* SHORT PROBLEM
Lines that include the word "JSON" are the ones to copy.

* Structured figure records
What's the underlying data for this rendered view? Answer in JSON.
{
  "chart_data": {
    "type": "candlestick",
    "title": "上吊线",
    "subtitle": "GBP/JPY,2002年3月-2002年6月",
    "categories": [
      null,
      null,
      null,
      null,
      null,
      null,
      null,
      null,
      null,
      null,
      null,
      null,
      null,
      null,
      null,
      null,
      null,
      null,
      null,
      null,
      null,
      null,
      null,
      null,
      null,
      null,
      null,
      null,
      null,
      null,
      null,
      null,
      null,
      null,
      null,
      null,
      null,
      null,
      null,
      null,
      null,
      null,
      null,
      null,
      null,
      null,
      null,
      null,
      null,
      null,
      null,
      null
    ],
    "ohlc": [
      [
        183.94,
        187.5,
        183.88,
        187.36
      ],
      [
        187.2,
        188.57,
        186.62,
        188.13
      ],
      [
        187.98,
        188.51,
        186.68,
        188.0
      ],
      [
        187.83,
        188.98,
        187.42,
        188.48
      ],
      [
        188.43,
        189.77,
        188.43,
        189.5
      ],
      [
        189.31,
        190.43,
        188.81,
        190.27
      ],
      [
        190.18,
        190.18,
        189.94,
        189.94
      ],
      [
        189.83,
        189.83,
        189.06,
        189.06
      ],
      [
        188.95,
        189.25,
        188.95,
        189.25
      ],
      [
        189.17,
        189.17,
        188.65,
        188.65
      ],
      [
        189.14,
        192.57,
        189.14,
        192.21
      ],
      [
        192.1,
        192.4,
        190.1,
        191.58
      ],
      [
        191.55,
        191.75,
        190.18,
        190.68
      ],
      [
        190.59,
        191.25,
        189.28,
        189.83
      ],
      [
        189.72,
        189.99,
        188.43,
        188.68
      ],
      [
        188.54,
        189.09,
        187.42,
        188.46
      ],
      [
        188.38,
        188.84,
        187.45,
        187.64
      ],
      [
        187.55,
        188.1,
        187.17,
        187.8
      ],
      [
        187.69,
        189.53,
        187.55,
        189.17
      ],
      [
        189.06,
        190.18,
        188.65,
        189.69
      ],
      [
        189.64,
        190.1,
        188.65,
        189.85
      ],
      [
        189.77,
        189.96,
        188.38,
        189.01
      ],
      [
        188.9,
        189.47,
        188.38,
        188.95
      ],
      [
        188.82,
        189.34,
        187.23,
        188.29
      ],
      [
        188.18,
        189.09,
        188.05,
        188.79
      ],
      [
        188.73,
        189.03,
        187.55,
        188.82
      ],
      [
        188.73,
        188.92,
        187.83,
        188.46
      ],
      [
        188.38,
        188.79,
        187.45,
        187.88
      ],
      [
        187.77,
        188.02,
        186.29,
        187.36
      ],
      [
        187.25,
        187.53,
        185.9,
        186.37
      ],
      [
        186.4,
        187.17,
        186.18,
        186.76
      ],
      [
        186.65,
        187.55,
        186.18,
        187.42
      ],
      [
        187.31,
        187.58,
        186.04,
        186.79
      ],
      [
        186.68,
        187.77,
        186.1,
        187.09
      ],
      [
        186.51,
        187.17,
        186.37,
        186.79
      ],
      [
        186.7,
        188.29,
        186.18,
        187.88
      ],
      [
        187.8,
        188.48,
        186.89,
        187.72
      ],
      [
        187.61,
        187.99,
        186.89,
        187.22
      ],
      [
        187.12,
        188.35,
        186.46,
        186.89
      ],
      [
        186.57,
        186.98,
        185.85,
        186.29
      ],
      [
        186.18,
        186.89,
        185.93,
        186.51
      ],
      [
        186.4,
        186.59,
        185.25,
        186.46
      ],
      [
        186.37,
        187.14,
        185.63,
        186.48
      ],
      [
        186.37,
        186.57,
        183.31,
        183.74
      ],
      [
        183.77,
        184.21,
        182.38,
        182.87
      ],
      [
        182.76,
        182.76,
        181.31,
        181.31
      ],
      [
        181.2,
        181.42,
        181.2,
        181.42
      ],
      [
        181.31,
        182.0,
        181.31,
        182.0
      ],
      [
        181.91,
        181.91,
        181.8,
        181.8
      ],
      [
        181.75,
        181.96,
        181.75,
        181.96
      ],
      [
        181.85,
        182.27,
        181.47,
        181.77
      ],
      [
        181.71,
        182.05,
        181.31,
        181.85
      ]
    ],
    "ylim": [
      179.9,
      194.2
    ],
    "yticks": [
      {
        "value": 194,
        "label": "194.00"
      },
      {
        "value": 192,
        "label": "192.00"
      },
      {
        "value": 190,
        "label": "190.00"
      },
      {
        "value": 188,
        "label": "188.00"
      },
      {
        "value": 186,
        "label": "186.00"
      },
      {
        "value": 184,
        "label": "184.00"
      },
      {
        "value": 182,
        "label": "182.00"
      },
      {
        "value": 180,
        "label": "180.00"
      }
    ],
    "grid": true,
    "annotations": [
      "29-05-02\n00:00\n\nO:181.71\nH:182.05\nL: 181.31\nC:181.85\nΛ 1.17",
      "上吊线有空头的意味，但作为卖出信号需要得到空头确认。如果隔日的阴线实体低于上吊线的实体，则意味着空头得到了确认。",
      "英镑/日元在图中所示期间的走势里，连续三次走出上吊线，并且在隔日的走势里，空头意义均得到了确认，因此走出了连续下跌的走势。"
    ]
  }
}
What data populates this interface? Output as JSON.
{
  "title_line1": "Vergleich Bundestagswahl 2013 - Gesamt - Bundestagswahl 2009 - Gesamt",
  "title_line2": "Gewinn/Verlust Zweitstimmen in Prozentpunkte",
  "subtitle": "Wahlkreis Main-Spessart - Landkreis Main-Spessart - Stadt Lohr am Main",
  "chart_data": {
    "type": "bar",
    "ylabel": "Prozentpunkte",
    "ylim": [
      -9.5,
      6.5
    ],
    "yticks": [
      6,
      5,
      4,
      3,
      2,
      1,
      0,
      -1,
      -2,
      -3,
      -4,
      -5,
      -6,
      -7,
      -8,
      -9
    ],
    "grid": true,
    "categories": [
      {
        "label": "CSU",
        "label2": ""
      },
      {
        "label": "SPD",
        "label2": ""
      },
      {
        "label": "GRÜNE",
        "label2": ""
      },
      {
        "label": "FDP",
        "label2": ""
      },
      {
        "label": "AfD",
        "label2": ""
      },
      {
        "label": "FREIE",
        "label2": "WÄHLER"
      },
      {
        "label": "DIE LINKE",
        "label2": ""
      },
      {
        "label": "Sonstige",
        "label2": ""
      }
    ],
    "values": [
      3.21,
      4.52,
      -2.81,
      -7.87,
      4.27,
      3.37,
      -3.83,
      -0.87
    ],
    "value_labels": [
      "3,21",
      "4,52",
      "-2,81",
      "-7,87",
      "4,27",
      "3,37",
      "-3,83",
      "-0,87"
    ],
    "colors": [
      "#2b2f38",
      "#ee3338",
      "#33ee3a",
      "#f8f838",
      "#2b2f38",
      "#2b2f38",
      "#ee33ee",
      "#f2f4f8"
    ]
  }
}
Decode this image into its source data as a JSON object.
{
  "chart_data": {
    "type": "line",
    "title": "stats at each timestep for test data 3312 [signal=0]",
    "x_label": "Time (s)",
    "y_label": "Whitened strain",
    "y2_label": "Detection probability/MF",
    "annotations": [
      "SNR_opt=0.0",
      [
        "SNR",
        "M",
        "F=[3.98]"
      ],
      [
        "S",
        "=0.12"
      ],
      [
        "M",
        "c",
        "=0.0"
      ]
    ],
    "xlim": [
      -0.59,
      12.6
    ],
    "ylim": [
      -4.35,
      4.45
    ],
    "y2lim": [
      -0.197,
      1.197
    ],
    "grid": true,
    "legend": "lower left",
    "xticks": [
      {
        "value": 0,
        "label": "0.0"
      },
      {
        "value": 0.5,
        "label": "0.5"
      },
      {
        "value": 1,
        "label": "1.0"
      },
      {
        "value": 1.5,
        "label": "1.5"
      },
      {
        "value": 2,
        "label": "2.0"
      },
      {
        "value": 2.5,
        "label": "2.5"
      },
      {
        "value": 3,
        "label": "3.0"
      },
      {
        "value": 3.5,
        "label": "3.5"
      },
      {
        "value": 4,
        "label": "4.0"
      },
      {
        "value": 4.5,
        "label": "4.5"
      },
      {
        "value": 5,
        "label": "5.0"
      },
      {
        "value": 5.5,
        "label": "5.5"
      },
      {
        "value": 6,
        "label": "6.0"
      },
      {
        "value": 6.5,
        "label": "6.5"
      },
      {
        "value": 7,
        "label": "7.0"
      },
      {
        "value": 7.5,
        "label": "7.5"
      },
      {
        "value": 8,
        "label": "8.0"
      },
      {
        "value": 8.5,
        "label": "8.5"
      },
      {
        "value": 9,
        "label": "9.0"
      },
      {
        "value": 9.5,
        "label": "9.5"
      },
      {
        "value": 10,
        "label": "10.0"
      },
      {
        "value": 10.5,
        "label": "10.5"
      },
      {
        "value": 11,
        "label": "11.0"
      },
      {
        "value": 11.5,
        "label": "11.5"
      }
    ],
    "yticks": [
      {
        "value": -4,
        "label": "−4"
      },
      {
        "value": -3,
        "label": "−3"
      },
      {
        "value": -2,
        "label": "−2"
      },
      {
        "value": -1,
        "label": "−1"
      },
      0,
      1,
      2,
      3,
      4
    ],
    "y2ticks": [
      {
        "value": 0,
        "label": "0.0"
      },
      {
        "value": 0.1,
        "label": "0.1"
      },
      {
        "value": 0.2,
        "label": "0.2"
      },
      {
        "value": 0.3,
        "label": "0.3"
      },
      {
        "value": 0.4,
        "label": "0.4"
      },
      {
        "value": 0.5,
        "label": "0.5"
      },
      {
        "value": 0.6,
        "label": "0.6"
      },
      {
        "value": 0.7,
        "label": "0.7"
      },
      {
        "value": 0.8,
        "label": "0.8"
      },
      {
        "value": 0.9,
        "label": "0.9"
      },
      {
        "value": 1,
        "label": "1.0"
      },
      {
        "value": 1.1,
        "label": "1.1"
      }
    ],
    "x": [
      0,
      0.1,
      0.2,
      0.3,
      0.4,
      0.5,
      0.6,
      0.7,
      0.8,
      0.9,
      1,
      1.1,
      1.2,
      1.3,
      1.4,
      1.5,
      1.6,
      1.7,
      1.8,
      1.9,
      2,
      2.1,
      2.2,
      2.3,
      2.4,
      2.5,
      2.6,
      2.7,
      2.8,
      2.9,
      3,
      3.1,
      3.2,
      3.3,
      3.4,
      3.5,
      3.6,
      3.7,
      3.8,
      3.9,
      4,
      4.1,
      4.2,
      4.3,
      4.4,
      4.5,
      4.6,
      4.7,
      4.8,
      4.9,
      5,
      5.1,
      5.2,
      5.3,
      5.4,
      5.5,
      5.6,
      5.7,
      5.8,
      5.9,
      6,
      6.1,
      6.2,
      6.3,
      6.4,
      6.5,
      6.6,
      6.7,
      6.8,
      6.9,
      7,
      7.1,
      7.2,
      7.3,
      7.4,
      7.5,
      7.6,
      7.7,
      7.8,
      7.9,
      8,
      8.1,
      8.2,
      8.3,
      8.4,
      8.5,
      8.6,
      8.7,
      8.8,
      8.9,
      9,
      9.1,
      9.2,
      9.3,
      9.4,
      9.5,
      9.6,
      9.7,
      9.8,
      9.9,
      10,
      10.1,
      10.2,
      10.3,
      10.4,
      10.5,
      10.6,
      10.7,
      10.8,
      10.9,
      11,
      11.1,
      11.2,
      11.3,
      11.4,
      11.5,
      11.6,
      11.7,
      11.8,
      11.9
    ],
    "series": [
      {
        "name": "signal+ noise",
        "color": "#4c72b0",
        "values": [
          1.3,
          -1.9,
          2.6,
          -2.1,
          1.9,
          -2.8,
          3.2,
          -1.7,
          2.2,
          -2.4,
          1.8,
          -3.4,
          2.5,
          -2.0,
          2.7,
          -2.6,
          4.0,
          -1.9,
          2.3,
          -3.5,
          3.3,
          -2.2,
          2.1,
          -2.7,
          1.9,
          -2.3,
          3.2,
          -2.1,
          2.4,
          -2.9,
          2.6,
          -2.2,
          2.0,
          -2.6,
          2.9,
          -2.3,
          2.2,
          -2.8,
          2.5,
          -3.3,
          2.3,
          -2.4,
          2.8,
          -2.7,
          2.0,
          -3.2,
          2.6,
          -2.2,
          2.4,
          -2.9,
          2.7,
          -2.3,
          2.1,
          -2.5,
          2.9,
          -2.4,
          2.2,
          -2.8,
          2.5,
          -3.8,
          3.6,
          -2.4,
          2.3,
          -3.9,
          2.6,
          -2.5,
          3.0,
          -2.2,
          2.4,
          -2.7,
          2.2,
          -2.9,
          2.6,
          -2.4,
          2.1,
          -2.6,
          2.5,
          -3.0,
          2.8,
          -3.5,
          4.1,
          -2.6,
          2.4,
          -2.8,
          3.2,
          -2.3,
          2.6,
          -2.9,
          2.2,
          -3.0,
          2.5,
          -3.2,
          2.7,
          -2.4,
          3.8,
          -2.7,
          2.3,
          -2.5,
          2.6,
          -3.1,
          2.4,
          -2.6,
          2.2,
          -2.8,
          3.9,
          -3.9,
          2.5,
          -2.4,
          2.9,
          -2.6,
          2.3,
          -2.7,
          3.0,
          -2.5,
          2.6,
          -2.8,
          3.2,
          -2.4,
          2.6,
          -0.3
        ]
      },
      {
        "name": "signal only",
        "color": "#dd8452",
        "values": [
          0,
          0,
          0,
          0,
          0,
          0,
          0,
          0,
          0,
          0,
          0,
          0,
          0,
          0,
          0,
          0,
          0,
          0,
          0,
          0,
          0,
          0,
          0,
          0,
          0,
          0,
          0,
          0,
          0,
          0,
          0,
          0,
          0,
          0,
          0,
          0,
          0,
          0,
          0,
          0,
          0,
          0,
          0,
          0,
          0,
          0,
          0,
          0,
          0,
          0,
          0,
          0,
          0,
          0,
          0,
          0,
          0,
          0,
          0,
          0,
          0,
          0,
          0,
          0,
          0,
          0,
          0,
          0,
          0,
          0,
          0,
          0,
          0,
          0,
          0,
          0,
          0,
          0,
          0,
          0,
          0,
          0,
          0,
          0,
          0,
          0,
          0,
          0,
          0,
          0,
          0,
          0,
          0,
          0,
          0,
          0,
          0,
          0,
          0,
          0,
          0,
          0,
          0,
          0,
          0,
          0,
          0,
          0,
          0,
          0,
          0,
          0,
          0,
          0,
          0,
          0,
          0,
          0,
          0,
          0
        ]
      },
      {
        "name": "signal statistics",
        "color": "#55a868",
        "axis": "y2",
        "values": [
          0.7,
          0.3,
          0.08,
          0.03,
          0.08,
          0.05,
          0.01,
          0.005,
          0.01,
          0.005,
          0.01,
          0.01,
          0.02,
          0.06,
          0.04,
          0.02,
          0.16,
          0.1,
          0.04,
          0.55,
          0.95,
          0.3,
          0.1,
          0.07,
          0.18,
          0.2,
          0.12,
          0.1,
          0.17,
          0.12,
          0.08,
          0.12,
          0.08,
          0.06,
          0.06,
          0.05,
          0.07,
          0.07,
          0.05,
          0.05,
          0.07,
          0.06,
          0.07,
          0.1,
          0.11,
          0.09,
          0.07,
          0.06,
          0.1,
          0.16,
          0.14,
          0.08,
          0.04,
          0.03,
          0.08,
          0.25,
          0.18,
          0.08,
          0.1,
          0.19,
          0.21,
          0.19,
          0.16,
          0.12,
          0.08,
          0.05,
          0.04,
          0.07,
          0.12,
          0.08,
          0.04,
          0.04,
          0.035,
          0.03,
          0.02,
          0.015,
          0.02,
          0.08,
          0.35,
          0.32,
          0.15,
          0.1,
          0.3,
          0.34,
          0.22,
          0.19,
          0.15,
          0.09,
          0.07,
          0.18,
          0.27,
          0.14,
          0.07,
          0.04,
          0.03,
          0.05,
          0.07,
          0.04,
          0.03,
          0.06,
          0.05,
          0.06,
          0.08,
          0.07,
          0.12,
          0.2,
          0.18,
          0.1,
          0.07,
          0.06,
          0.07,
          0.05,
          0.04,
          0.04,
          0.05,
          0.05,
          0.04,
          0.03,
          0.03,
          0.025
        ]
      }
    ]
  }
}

* COMPLETED TASK
What's the underlying data for this rendered view? Answer in JSON.
What data populates this interface? Output as JSON.
Decode this image into its source data as a JSON object.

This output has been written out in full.